- [Given exercise]: Reproduce every line of the material below verbatim, leaving out the pictures.

- [Data lines]:

-*-*-

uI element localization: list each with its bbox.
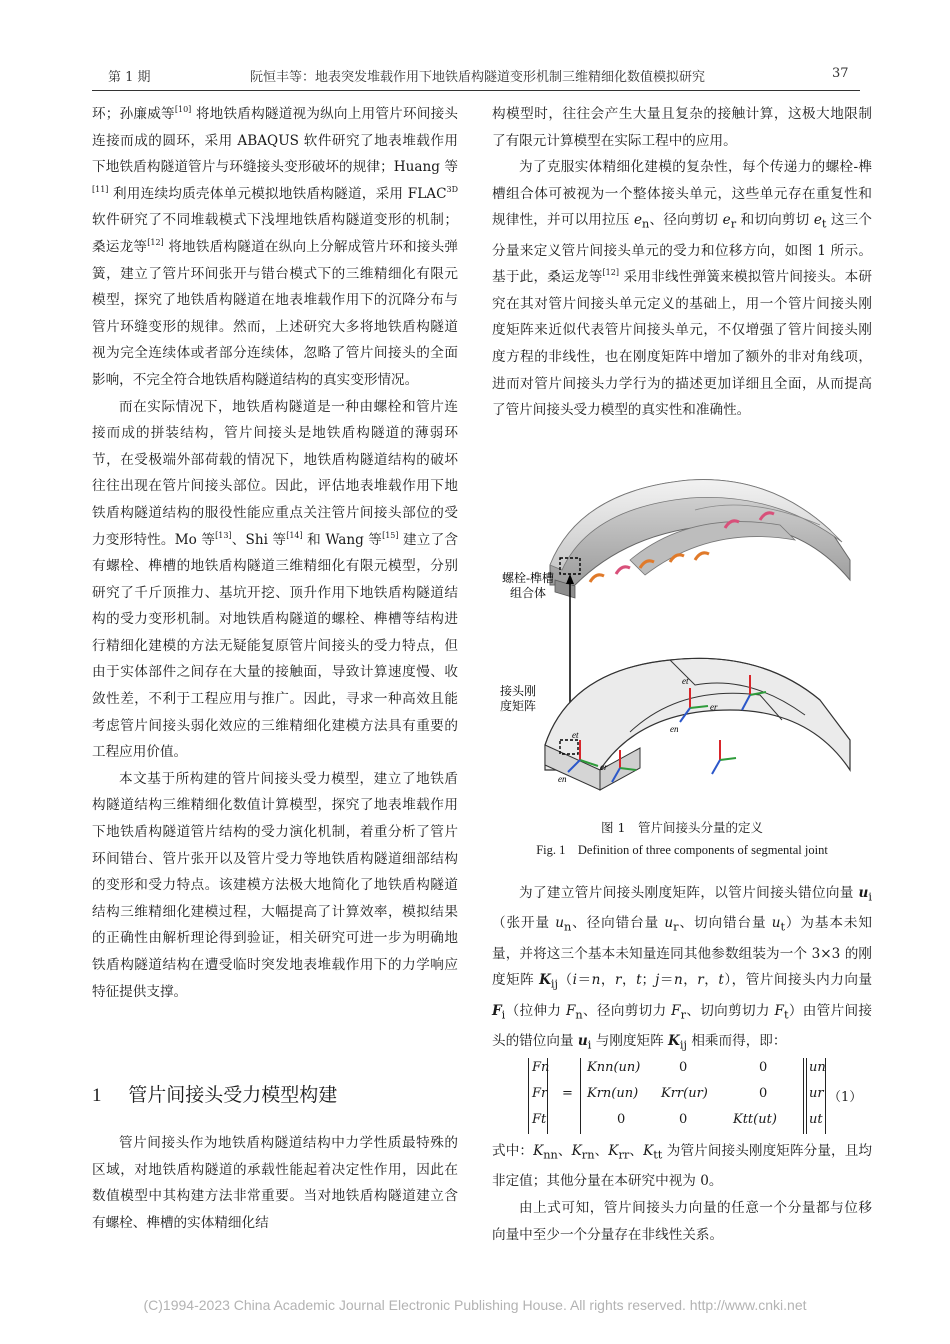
k-cell: Ktt(ut) <box>733 1112 777 1127</box>
disp-r: ur <box>809 1086 824 1101</box>
figure-caption-cn: 图 1 管片间接头分量的定义 <box>601 820 763 835</box>
k-cell: 0 <box>759 1060 768 1075</box>
figure-caption-en: Fig. 1 Definition of three components of segmental joint <box>536 843 828 857</box>
right-column <box>492 101 872 424</box>
axis-label-er: er <box>600 762 608 772</box>
k-cell: Krn(un) <box>587 1086 639 1101</box>
paragraph: 构模型时，往往会产生大量且复杂的接触计算，这极大地限制了有限元计算模型在实际工程中的应用。 <box>492 106 872 149</box>
paragraph: 而在实际情况下，地铁盾构隧道是一种由螺栓和管片连接而成的拼装结构，管片间接头是地铁盾构隧道的薄弱环节，在受极端外部荷载的情况下，地铁盾构隧道结构的破坏往往出现在管片间接头部位。因此，评估地表堆载作用下地铁盾构隧道结构的服役性能应重点关注管片间接头部位的受力变形特性。Mo 等[13]、Shi 等[14] 和 Wang 等[15] 建立了含有螺栓、榫槽的地铁盾构隧道三维精细化有限元模型，分别研究了千斤顶推力、基坑开挖、顶升作用下地铁盾构隧道结构的受力变形机制。对地铁盾构隧道的螺栓、榫槽等结构进行精细化建模的方法无疑能复原管片间接头的受力特点，但由于实体部件之间存在大量的接触面，导致计算速度慢、收敛性差，不利于工程应用与推广。因此，寻求一种高效且能考虑管片间接头弱化效应的三维精细化建模方法具有重要的工程应用价值。 <box>92 398 458 761</box>
figure-tunnel-joint <box>500 470 870 815</box>
left-column <box>92 101 458 1005</box>
force-n: Fn <box>532 1060 550 1075</box>
axis-label-et: et <box>682 676 689 686</box>
running-title: 阮恒丰等：地表突发堆载作用下地铁盾构隧道变形机制三维精细化数值模拟研究 <box>250 70 706 85</box>
equation-1 <box>492 1058 872 1138</box>
disp-n: un <box>809 1060 826 1075</box>
force-r: Fr <box>532 1086 548 1101</box>
paragraph: 环；孙廉威等[10] 将地铁盾构隧道视为纵向上用管片环间接头连接而成的圆环，采用 ABAQUS 软件研究了地表堆载作用下地铁盾构隧道管片与环缝接头变形破坏的规律；Huang 等[11] 利用连续均质壳体单元模拟地铁盾构隧道，采用 $FLAC^{3D}$ 软件研究了不同堆载模式下浅埋地铁盾构隧道变形的机制；桑运龙等[12] 将地铁盾构隧道在纵向上分解成管片环和接头弹簧，建立了管片环间张开与错台模式下的三维精细化有限元模型，探究了地铁盾构隧道在地表堆载作用下的沉降分布与管片环缝变形的规律。然而，上述研究大多将地铁盾构隧道视为完全连续体或者部分连续体，忽略了管片间接头的全面影响，不完全符合地铁盾构隧道结构的真实变形情况。 <box>92 105 459 388</box>
page-number: 37 <box>832 66 849 81</box>
k-cell: Krr(ur) <box>661 1086 708 1101</box>
label-bolt-line2: 组合体 <box>510 586 547 600</box>
axis-label-en: en <box>670 724 679 734</box>
section-number: 1 <box>92 1085 102 1106</box>
right-column-bottom <box>492 1138 872 1248</box>
right-column-mid <box>492 880 872 1058</box>
displacement-vector <box>806 1058 826 1134</box>
force-vector <box>528 1058 548 1134</box>
axis-label-er: er <box>710 702 718 712</box>
paragraph: 为了克服实体精细化建模的复杂性，每个传递力的螺栓-榫槽组合体可被视为一个整体接头单元，这些单元存在重复性和规律性，并可以用拉压 $e_n$、径向剪切 $e_r$ 和切向剪切 $e_t$ 这三个分量来定义管片间接头单元的受力和位移方向，如图 1 所示。基于此，桑运龙等[12] 采用非线性弹簧来模拟管片间接头。本研究在其对管片间接头单元定义的基础上，用一个管片间接头刚度矩阵来近似代表管片间接头单元，不仅增强了管片间接头刚度方程的非线性，也在刚度矩阵中增加了额外的非对角线项，进而对管片间接头力学行为的描述更加详细且全面，从而提高了管片间接头受力模型的真实性和准确性。 <box>492 159 872 419</box>
paragraph: 管片间接头作为地铁盾构隧道结构中力学性质最特殊的区域，对地铁盾构隧道的承载性能起着决定性作用，因此在数值模型中其构建方法非常重要。当对地铁盾构隧道建立含有螺栓、榫槽的实体精细化结 <box>92 1135 458 1231</box>
paragraph: 由上式可知，管片间接头力向量的任意一个分量都与位移向量中至少一个分量存在非线性关系。 <box>492 1199 872 1243</box>
k-cell: Knn(un) <box>587 1060 641 1075</box>
section-title: 管片间接头受力模型构建 <box>128 1085 338 1106</box>
k-cell: 0 <box>759 1086 768 1101</box>
k-cell: 0 <box>679 1112 688 1127</box>
paragraph: 为了建立管片间接头刚度矩阵，以管片间接头错位向量 $u_i$（张开量 $u_n$、径向错台量 $u_r$、切向错台量 $u_t$）为基本未知量，并将这三个基本未知量连同其他参数组装为一个 3×3 的刚度矩阵 $K_{ij}(i=n$，r，t；j＝n，r，t），管片间接头内力向量 $F_i$（拉伸力 $F_n$、径向剪切力 $F_r$、切向剪切力 $F_t$）由管片间接头的错位向量 $u_i$ 与刚度矩阵 $K_{ij}$ 相乘而得，即： <box>492 885 873 1052</box>
k-cell: 0 <box>679 1060 688 1075</box>
label-bolt-line1: 螺栓-榫槽 <box>502 571 554 585</box>
axis-label-en: en <box>558 774 567 784</box>
paragraph: 本文基于所构建的管片间接头受力模型，建立了地铁盾构隧道结构三维精细化数值计算模型，探究了地表堆载作用下地铁盾构隧道管片结构的受力演化机制，着重分析了管片环间错台、管片张开以及管片受力等地铁盾构隧道细部结构的变形和受力特点。该建模方法极大地简化了地铁盾构隧道结构三维精细化建模过程，大幅提高了计算效率，模拟结果的正确性由解析理论得到验证，相关研究可进一步为明确地铁盾构隧道结构在遭受临时突发地表堆载作用下的力学响应特征提供支撑。 <box>92 770 458 1000</box>
copyright-footer: (C)1994-2023 China Academic Journal Electronic Publishing House. All rights reserved. http://www.cnki.net <box>143 1297 807 1313</box>
left-column-bottom <box>92 1130 458 1236</box>
journal-issue: 第 1 期 <box>108 70 151 85</box>
equals-sign: = <box>562 1086 573 1101</box>
paragraph: 式中：$K_{nn}$、$K_{rn}$、$K_{rr}$、$K_{tt}$ 为管片间接头刚度矩阵分量，且均非定值；其他分量在本研究中视为 0。 <box>492 1143 873 1190</box>
k-cell: 0 <box>617 1112 626 1127</box>
matrix-tunnel-model <box>545 658 850 790</box>
label-matrix-line1: 接头刚 <box>500 684 537 698</box>
solid-tunnel-model <box>550 480 850 598</box>
section-heading <box>92 1080 337 1107</box>
disp-t: ut <box>809 1112 823 1127</box>
axis-label-et: et <box>572 730 579 740</box>
stiffness-matrix <box>580 1058 804 1134</box>
force-t: Ft <box>532 1112 547 1127</box>
label-matrix-line2: 度矩阵 <box>500 699 537 713</box>
header-rule <box>92 90 860 91</box>
equation-number: （1） <box>828 1090 863 1105</box>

-*-*-

- [Solution]:
uI element localization: list each with its bbox.
k-cell: Ktt(ut) <box>733 1112 777 1127</box>
disp-r: ur <box>809 1086 824 1101</box>
figure-caption-cn: 图 1 管片间接头分量的定义 <box>601 820 763 835</box>
k-cell: 0 <box>759 1060 768 1075</box>
figure-caption-en: Fig. 1 Definition of three components of segmental joint <box>536 843 828 857</box>
right-column <box>492 101 872 424</box>
axis-label-er: er <box>600 762 608 772</box>
k-cell: Krn(un) <box>587 1086 639 1101</box>
paragraph: 构模型时，往往会产生大量且复杂的接触计算，这极大地限制了有限元计算模型在实际工程中的应用。 <box>492 106 872 149</box>
paragraph: 而在实际情况下，地铁盾构隧道是一种由螺栓和管片连接而成的拼装结构，管片间接头是地铁盾构隧道的薄弱环节，在受极端外部荷载的情况下，地铁盾构隧道结构的破坏往往出现在管片间接头部位。因此，评估地表堆载作用下地铁盾构隧道结构的服役性能应重点关注管片间接头部位的受力变形特性。Mo 等[13]、Shi 等[14] 和 Wang 等[15] 建立了含有螺栓、榫槽的地铁盾构隧道三维精细化有限元模型，分别研究了千斤顶推力、基坑开挖、顶升作用下地铁盾构隧道结构的受力变形机制。对地铁盾构隧道的螺栓、榫槽等结构进行精细化建模的方法无疑能复原管片间接头的受力特点，但由于实体部件之间存在大量的接触面，导致计算速度慢、收敛性差，不利于工程应用与推广。因此，寻求一种高效且能考虑管片间接头弱化效应的三维精细化建模方法具有重要的工程应用价值。 <box>92 398 458 761</box>
figure-tunnel-joint <box>500 470 870 815</box>
left-column <box>92 101 458 1005</box>
force-n: Fn <box>532 1060 550 1075</box>
axis-label-et: et <box>682 676 689 686</box>
running-title: 阮恒丰等：地表突发堆载作用下地铁盾构隧道变形机制三维精细化数值模拟研究 <box>250 70 706 85</box>
equation-1 <box>492 1058 872 1138</box>
disp-n: un <box>809 1060 826 1075</box>
force-r: Fr <box>532 1086 548 1101</box>
paragraph: 环；孙廉威等[10] 将地铁盾构隧道视为纵向上用管片环间接头连接而成的圆环，采用 ABAQUS 软件研究了地表堆载作用下地铁盾构隧道管片与环缝接头变形破坏的规律；Huang 等[11] 利用连续均质壳体单元模拟地铁盾构隧道，采用 $FLAC^{3D}$ 软件研究了不同堆载模式下浅埋地铁盾构隧道变形的机制；桑运龙等[12] 将地铁盾构隧道在纵向上分解成管片环和接头弹簧，建立了管片环间张开与错台模式下的三维精细化有限元模型，探究了地铁盾构隧道在地表堆载作用下的沉降分布与管片环缝变形的规律。然而，上述研究大多将地铁盾构隧道视为完全连续体或者部分连续体，忽略了管片间接头的全面影响，不完全符合地铁盾构隧道结构的真实变形情况。 <box>92 105 459 388</box>
page-number: 37 <box>832 66 849 81</box>
k-cell: Krr(ur) <box>661 1086 708 1101</box>
label-bolt-line2: 组合体 <box>510 586 547 600</box>
axis-label-en: en <box>670 724 679 734</box>
section-number: 1 <box>92 1085 102 1106</box>
right-column-bottom <box>492 1138 872 1248</box>
right-column-mid <box>492 880 872 1058</box>
displacement-vector <box>806 1058 826 1134</box>
force-vector <box>528 1058 548 1134</box>
axis-label-er: er <box>710 702 718 712</box>
paragraph: 为了克服实体精细化建模的复杂性，每个传递力的螺栓-榫槽组合体可被视为一个整体接头单元，这些单元存在重复性和规律性，并可以用拉压 $e_n$、径向剪切 $e_r$ 和切向剪切 $e_t$ 这三个分量来定义管片间接头单元的受力和位移方向，如图 1 所示。基于此，桑运龙等[12] 采用非线性弹簧来模拟管片间接头。本研究在其对管片间接头单元定义的基础上，用一个管片间接头刚度矩阵来近似代表管片间接头单元，不仅增强了管片间接头刚度方程的非线性，也在刚度矩阵中增加了额外的非对角线项，进而对管片间接头力学行为的描述更加详细且全面，从而提高了管片间接头受力模型的真实性和准确性。 <box>492 159 872 419</box>
paragraph: 管片间接头作为地铁盾构隧道结构中力学性质最特殊的区域，对地铁盾构隧道的承载性能起着决定性作用，因此在数值模型中其构建方法非常重要。当对地铁盾构隧道建立含有螺栓、榫槽的实体精细化结 <box>92 1135 458 1231</box>
paragraph: 由上式可知，管片间接头力向量的任意一个分量都与位移向量中至少一个分量存在非线性关系。 <box>492 1199 872 1243</box>
k-cell: Knn(un) <box>587 1060 641 1075</box>
section-title: 管片间接头受力模型构建 <box>128 1085 338 1106</box>
k-cell: 0 <box>759 1086 768 1101</box>
k-cell: 0 <box>679 1112 688 1127</box>
paragraph: 为了建立管片间接头刚度矩阵，以管片间接头错位向量 $u_i$（张开量 $u_n$、径向错台量 $u_r$、切向错台量 $u_t$）为基本未知量，并将这三个基本未知量连同其他参数组装为一个 3×3 的刚度矩阵 $K_{ij}(i=n$，r，t；j＝n，r，t），管片间接头内力向量 $F_i$（拉伸力 $F_n$、径向剪切力 $F_r$、切向剪切力 $F_t$）由管片间接头的错位向量 $u_i$ 与刚度矩阵 $K_{ij}$ 相乘而得，即： <box>492 885 873 1052</box>
k-cell: 0 <box>679 1060 688 1075</box>
label-bolt-line1: 螺栓-榫槽 <box>502 571 554 585</box>
axis-label-en: en <box>558 774 567 784</box>
paragraph: 本文基于所构建的管片间接头受力模型，建立了地铁盾构隧道结构三维精细化数值计算模型，探究了地表堆载作用下地铁盾构隧道管片结构的受力演化机制，着重分析了管片环间错台、管片张开以及管片受力等地铁盾构隧道细部结构的变形和受力特点。该建模方法极大地简化了地铁盾构隧道结构三维精细化建模过程，大幅提高了计算效率，模拟结果的正确性由解析理论得到验证，相关研究可进一步为明确地铁盾构隧道结构在遭受临时突发地表堆载作用下的力学响应特征提供支撑。 <box>92 770 458 1000</box>
copyright-footer: (C)1994-2023 China Academic Journal Electronic Publishing House. All rights reserved. http://www.cnki.net <box>143 1297 807 1313</box>
left-column-bottom <box>92 1130 458 1236</box>
journal-issue: 第 1 期 <box>108 70 151 85</box>
equals-sign: = <box>562 1086 573 1101</box>
paragraph: 式中：$K_{nn}$、$K_{rn}$、$K_{rr}$、$K_{tt}$ 为管片间接头刚度矩阵分量，且均非定值；其他分量在本研究中视为 0。 <box>492 1143 873 1190</box>
k-cell: 0 <box>617 1112 626 1127</box>
matrix-tunnel-model <box>545 658 850 790</box>
label-matrix-line1: 接头刚 <box>500 684 537 698</box>
solid-tunnel-model <box>550 480 850 598</box>
section-heading <box>92 1080 337 1107</box>
disp-t: ut <box>809 1112 823 1127</box>
axis-label-et: et <box>572 730 579 740</box>
stiffness-matrix <box>580 1058 804 1134</box>
force-t: Ft <box>532 1112 547 1127</box>
label-matrix-line2: 度矩阵 <box>500 699 537 713</box>
header-rule <box>92 90 860 91</box>
equation-number: （1） <box>828 1090 863 1105</box>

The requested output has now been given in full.